** Exercise brief **
In the records below, return word for word the lines starting with the one that contains "trajectory-segment — [141, 150, 169, 235]" and going on through the one that contains "trajectory-segment — [182, 185, 216, 280]", including both of those lines.

_ _ _ _

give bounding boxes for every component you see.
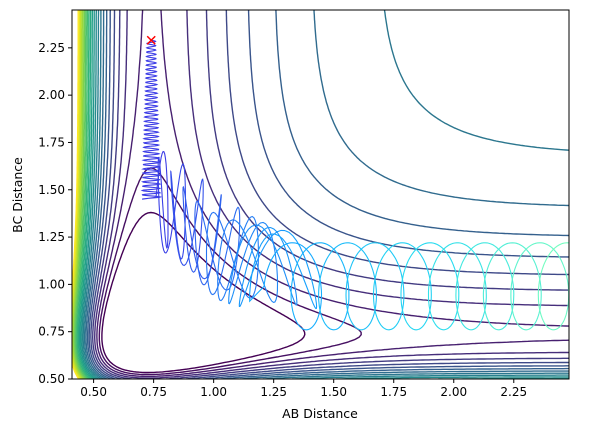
trajectory-segment — [141, 150, 169, 235]
contour-lines — [72, 10, 569, 379]
trajectory-segment — [318, 242, 351, 328]
contour-level — [92, 10, 569, 379]
trajectory-segment — [142, 130, 161, 147]
trajectory-segment — [541, 242, 569, 271]
trajectory-segment — [290, 242, 337, 314]
trajectory-segment — [182, 185, 216, 280]
x-tick-label: 0.50 — [80, 385, 107, 399]
trajectory-segment — [157, 156, 175, 254]
plot-frame — [71, 9, 570, 380]
trajectory-segment — [140, 175, 162, 193]
trajectory-segment — [234, 219, 279, 304]
trajectory-segment — [249, 230, 318, 310]
start-marker — [146, 35, 156, 45]
trajectory-segment — [143, 100, 160, 117]
trajectory-segment — [238, 226, 295, 307]
trajectory-segment — [228, 224, 298, 306]
trajectory-segment — [364, 242, 405, 321]
trajectory-segment — [345, 245, 366, 331]
contour-level — [82, 10, 569, 379]
trajectory-segment — [427, 242, 479, 304]
y-tick-label: 1.75 — [38, 135, 65, 149]
contour-level — [81, 10, 569, 379]
y-axis: 0.50 0.75 1.00 1.25 1.50 1.75 2.00 2.25 — [38, 41, 72, 386]
contour-level — [72, 10, 85, 379]
x-tick-label: 0.75 — [140, 385, 167, 399]
trajectory-segment — [508, 242, 542, 327]
trajectory-segment — [455, 242, 495, 322]
contour-level — [78, 10, 95, 379]
trajectory-segment — [372, 259, 400, 331]
x-tick-label: 1.00 — [200, 385, 227, 399]
trajectory-segment — [400, 281, 432, 331]
y-tick-label: 0.75 — [38, 325, 65, 339]
trajectory-segment — [194, 194, 222, 286]
contour-level — [101, 211, 306, 374]
trajectory-segment — [249, 242, 319, 303]
trajectory — [140, 39, 569, 331]
x-axis-title: AB Distance — [282, 406, 358, 421]
x-tick-label: 1.25 — [260, 385, 287, 399]
contour-level — [75, 10, 90, 379]
trajectory-segment — [510, 251, 534, 331]
y-tick-label: 0.50 — [38, 372, 65, 386]
x-tick-label: 2.25 — [500, 385, 527, 399]
trajectory-segment — [144, 70, 159, 87]
y-tick-label: 2.25 — [38, 41, 65, 55]
trajectory-segment — [350, 242, 377, 330]
contour-level — [85, 10, 569, 379]
trajectory-segment — [141, 160, 162, 178]
contour-level — [83, 10, 569, 379]
x-axis: 0.50 0.75 1.00 1.25 1.50 1.75 2.00 2.25 — [80, 379, 527, 399]
y-tick-label: 1.25 — [38, 230, 65, 244]
trajectory-segment — [197, 202, 241, 291]
trajectory-segment — [380, 242, 432, 303]
trajectory-segment — [217, 215, 260, 302]
contour-level — [77, 10, 93, 379]
y-axis-title: BC Distance — [10, 157, 25, 233]
contour-level — [72, 10, 80, 379]
contour-level — [73, 10, 86, 379]
trajectory-segment — [144, 54, 158, 72]
trajectory-segment — [142, 115, 160, 132]
trajectory-segment — [292, 268, 323, 331]
trajectory-segment — [141, 145, 161, 162]
trajectory-segment — [482, 242, 509, 331]
trajectory-segment — [327, 251, 350, 331]
trajectory-segment — [143, 85, 159, 102]
contour-level — [74, 10, 88, 379]
y-tick-label: 2.00 — [38, 88, 65, 102]
trajectory-segment — [205, 211, 259, 299]
trajectory-segment — [428, 280, 460, 331]
start-x-marker — [146, 35, 156, 45]
x-tick-label: 1.50 — [320, 385, 347, 399]
trajectory-segment — [170, 173, 204, 267]
contour-level — [90, 10, 569, 379]
y-tick-label: 1.50 — [38, 183, 65, 197]
x-tick-label: 1.75 — [380, 385, 407, 399]
contour-level — [76, 10, 91, 379]
trajectory-segment — [170, 163, 187, 260]
y-tick-label: 1.00 — [38, 277, 65, 291]
x-tick-label: 2.00 — [440, 385, 467, 399]
contour-level — [86, 10, 569, 379]
contour-level — [96, 10, 569, 378]
trajectory-segment — [401, 242, 459, 282]
trajectory-segment — [494, 245, 515, 331]
trajectory-segment — [537, 269, 568, 331]
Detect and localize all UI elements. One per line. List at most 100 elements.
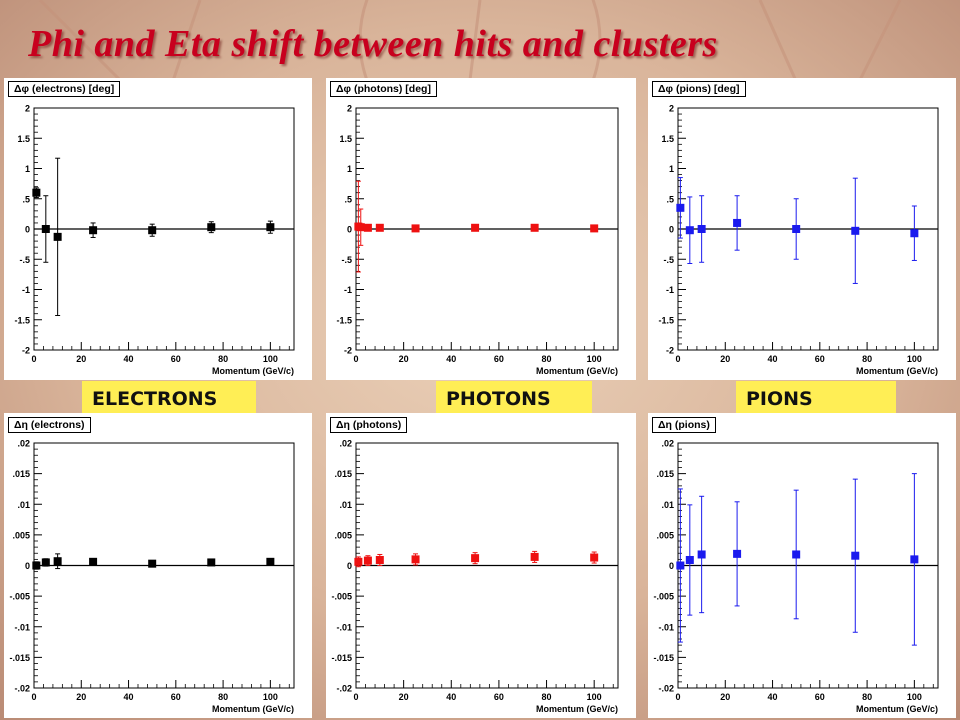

_ _ _ _

** Output of the exercise **
trajectory-segment — [141, 150, 169, 235]
contour-lines — [72, 10, 569, 379]
trajectory-segment — [318, 242, 351, 328]
contour-level — [92, 10, 569, 379]
trajectory-segment — [142, 130, 161, 147]
trajectory-segment — [541, 242, 569, 271]
trajectory-segment — [290, 242, 337, 314]
trajectory-segment — [182, 185, 216, 280]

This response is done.